- [Source extract]:
▬▬▬

In July 2014, he was honoured as a fellow of Aberystwyth University.

In November 2014, Moritz was awarded an honorary doctorate from the Hong Kong University of Science and Technology.

Moritz was appointed Knight Commander of the Order of the British Empire (KBE) in the 2013 Birthday Honours for services to promoting British economic interests and philanthropic work.

==Personal life==
Moritz lives in San Francisco with his wife, American novelist and sculptor Harriet Heyman, and their two sons.

In 2006, Moritz discovered he had a genetic abnormality that causes a rare, incurable form of blood cancer. In May 2012, he announced he would step back from his day-to-day responsibilities at Sequoia Capital while also being elevated to the position of chairman.

In March 2026 Moritz told the BBC that "Britain is an uncomfortable place for Jews today" and that he wanted German citizenship and was applying for a German passport. In August 2026 he told the Spiegel that he has finally received the German citizenship.

==Philanthropy and political involvement==
Moritz is a signatory of The Giving Pledge, committing himself to give away at least 50% of his wealth to charitable causes.

In June 2008, Moritz and his wife announced a donation of US$50 million to Christ Church, his Oxford college, the largest single donation in the college's history.

In July 2012, it was announced that Moritz had donated £75m to Oxford University to provide £11,000 scholarships to students from families with an annual income below £16,000. The donation is the largest financial donation to an undergraduate university in European history.

In February 2013, he gave $5 million for Juilliard School's Music Advancement Program.

In September 2013, he and his wife gave $30 million to the University of California, San Francisco (UCSF) to create the UCSF Discovery Fellows Program, the largest endowed programme for PhD students in the history of the University of California; UCSF will raise $30 million in matching funds.

In February 2016, he and his wife gave $50 million to the University of Chicago (UC), benefiting the Odyssey programme, which supports lower-income students with outstanding potential; UC will raise $50 million in matching funds.

In October 2016, The Guardian reported that Michael Moritz "donated $49,999 to a divisive ballot measure intended to clear San Francisco's streets of homeless encampments, according to campaign filings". Moritz later wrote an op-ed for the Wall Street Journal opposing a homelessness funding measure.

In May 2018, Moritz donated $20 million to the American Civil Liberties Union (ACLU), the largest donation the organization has received.

He donated to the Lincoln Project, a Republican-led super PAC opposing the re-election of Donald Trump and Republican Senators who supported him. SFGate notes that he also donated $336 million into various political and social causes in San Francisco over three years. These causes include organizations such as SF Parent Action, which, in 2022, advocated for a recall of members of the city's school board, and also TogetherSF Action, which is known for ads critical of San Francisco's drug policies that appeared all over the city in May 2023.

▬▬▬

Document understanding data:
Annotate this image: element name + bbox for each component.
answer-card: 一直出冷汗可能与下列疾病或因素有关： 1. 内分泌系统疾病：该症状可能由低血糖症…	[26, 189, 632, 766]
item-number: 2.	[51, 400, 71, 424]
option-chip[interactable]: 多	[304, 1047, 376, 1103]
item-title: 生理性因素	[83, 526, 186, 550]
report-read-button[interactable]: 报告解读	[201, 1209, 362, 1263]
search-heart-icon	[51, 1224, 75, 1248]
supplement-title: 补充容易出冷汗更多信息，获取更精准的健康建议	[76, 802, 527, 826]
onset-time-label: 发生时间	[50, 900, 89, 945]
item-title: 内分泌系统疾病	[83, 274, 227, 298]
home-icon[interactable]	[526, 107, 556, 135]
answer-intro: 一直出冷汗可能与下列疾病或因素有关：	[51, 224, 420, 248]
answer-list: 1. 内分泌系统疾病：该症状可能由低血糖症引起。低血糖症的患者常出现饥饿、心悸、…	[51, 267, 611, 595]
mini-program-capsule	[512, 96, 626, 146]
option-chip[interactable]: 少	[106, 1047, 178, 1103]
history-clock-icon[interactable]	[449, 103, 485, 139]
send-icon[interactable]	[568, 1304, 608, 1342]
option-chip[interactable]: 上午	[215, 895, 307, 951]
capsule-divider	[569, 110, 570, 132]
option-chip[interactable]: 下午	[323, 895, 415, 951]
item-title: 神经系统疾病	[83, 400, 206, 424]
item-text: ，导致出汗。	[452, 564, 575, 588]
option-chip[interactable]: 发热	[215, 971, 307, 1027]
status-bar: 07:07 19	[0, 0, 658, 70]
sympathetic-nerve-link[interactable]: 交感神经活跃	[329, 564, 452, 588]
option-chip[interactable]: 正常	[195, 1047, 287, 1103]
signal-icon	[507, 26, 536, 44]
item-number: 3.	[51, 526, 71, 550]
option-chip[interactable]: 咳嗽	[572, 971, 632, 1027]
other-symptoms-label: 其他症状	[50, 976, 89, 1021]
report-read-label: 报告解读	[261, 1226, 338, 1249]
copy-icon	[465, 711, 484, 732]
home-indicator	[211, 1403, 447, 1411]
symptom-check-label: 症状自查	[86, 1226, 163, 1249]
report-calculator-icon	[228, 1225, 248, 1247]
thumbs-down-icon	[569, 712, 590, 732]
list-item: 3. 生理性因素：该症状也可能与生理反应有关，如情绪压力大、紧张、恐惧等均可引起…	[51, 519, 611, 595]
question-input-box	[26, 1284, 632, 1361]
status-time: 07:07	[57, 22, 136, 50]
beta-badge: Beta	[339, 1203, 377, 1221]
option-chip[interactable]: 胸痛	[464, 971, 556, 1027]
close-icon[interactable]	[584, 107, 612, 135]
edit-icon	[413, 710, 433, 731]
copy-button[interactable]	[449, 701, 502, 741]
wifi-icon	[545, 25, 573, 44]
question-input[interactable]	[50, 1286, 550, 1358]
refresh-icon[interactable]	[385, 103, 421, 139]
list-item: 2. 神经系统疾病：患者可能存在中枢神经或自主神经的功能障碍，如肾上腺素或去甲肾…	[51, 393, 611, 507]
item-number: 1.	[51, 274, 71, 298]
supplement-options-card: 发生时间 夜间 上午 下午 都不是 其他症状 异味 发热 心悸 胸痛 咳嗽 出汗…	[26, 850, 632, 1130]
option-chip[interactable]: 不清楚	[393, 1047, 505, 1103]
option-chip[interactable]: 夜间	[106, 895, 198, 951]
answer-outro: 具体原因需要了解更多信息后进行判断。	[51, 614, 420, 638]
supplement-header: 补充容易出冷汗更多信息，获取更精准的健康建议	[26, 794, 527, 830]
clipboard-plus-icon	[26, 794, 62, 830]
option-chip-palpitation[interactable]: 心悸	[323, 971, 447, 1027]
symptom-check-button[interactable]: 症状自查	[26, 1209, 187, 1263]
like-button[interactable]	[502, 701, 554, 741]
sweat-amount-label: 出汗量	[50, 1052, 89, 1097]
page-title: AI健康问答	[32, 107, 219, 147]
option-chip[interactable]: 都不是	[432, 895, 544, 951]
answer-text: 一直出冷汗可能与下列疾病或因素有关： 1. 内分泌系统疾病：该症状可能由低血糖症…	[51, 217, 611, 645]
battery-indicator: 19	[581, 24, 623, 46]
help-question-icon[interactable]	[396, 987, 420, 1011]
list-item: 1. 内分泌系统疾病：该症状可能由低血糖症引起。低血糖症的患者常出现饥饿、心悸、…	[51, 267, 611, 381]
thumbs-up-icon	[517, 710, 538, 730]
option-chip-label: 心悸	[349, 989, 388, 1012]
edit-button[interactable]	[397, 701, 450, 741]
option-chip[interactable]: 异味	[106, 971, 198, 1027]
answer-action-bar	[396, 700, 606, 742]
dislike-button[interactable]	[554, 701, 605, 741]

▬▬▬

- [Task 1]:
Answer these questions using the text about Michael Moritz:
(a) In which honours list was Moritz appointed Knight Commander of the Order of the British Empire?
(b) In which city does Moritz live with his wife and sons?
(c) How much did Moritz donate to the American Civil Liberties Union in May 2018?
- [Task 2]: Transcribe the text about Michael Moritz, starting with "In 2006, Moritz" and going on through "position of chairman.".
These records have no connection to the text about Michael Moritz.

- [Response area 1]:
(a) The 2013 Birthday Honours
(b) San Francisco
(c) $20 million

- [Response area 2]:
In 2006, Moritz discovered he had a genetic abnormality that causes a rare, incurable form of blood cancer. In May 2012, he announced he would step back from his day-to-day responsibilities at Sequoia Capital while also being elevated to the position of chairman.